◆ SUPPLIED TEXT:
>> Begin

So, that’s all new technology I’ve learned in the past 2 years, ranging from my Identity cane to a suite of talking devices.


What about the representation of the reading materials and where to they come from?


Of course, we are all familiar with humanly recorded audio books, basically a long stream of bits, possibly with some embedded strings that reader technology can identify as section or information markers. The blindnd-serving organizations like NLS (National Library service) has long provided human narrators, recording media, reading tools, and a library coordinated distribution system. I personally have not tapped into this because the NLS format has only recently become available on the Icon, and, besides, I have a little problem with its paperwork to get myself certified. audible.com is the commercial system integrated with book port and soon the Icon, but I have yet to find the book that compels me to subscribe.

>> End

◆ GOAL: Carry on the account above of talking devices and audio book sources, picking up right after its last sentence.

◆ RECORDED INFORMATION:

>> Begin

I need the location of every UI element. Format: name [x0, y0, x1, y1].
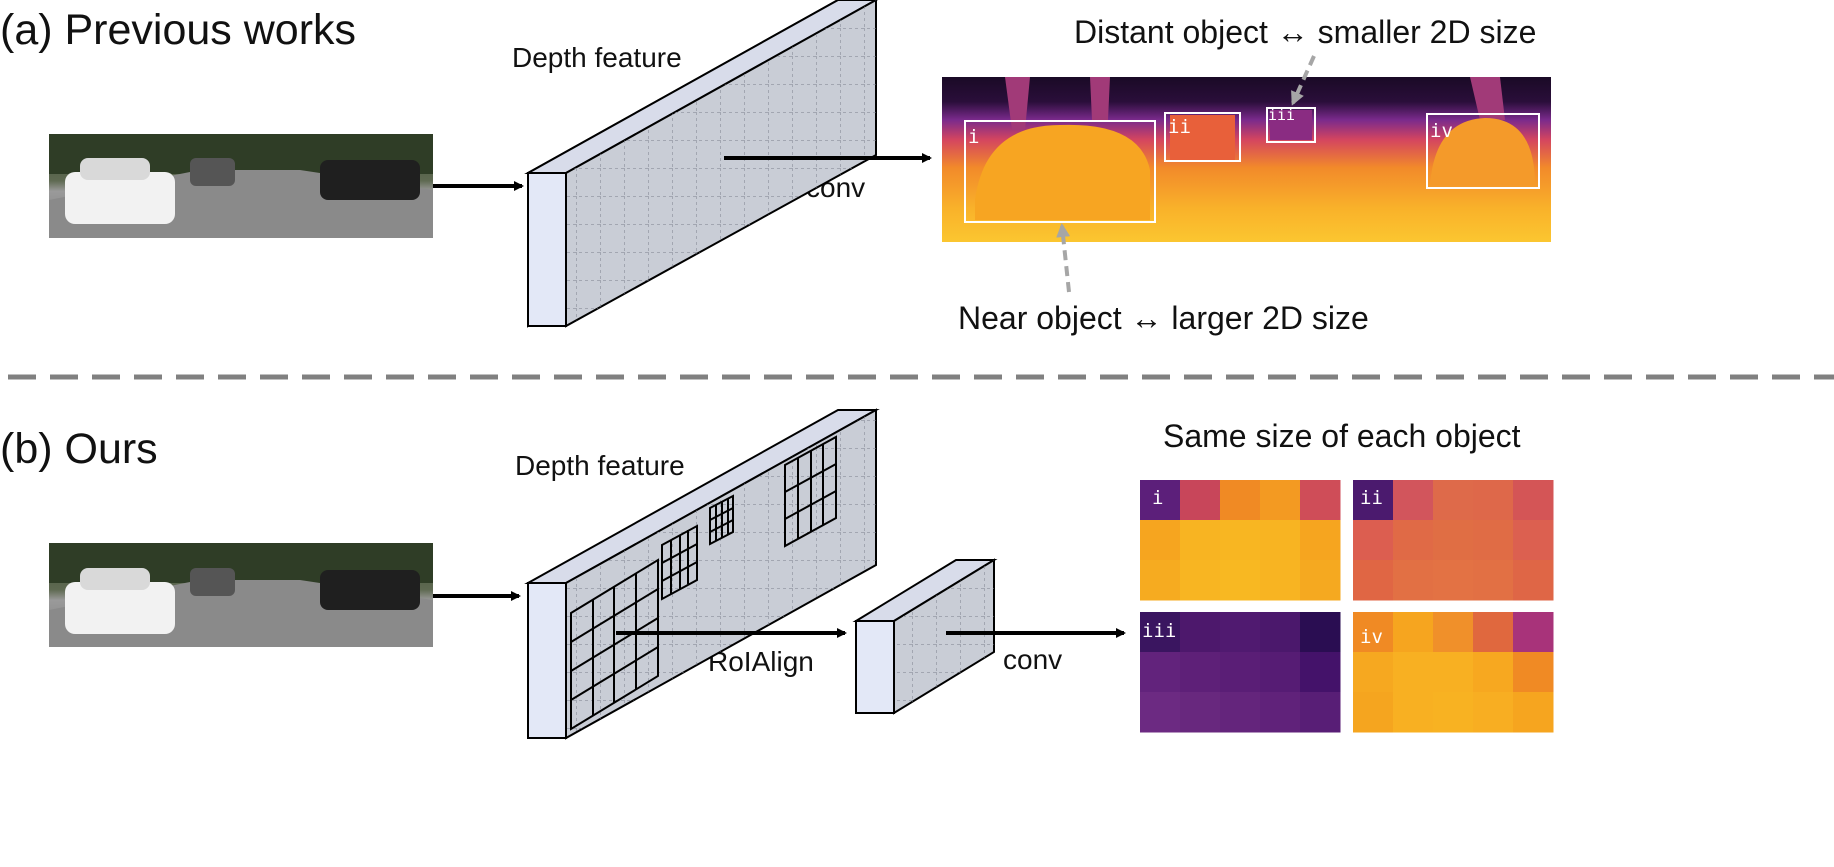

>> End

◆ ANSWER TO THIS TASK:
The core technology for representing reading materials is XML, for extended markup Language, in the family of HTML for web pages. Text files have human or automatically added tags, like <title>,which the reader tool interprets for the user, which could be another computer or a human. A special version, DAISY (Digital Accessible Information System) is the interchange format for books. I get most of my books from bookshare.org which uses a copyright exemption to allows volunteers and publishers to contribute texts for distribution to members certified with a print disability who agree not to distribute further, but with free choice of reading tools and locations of materials. For me, this meant I could rebuild my personal library faster than I could donate or throw away my printed books.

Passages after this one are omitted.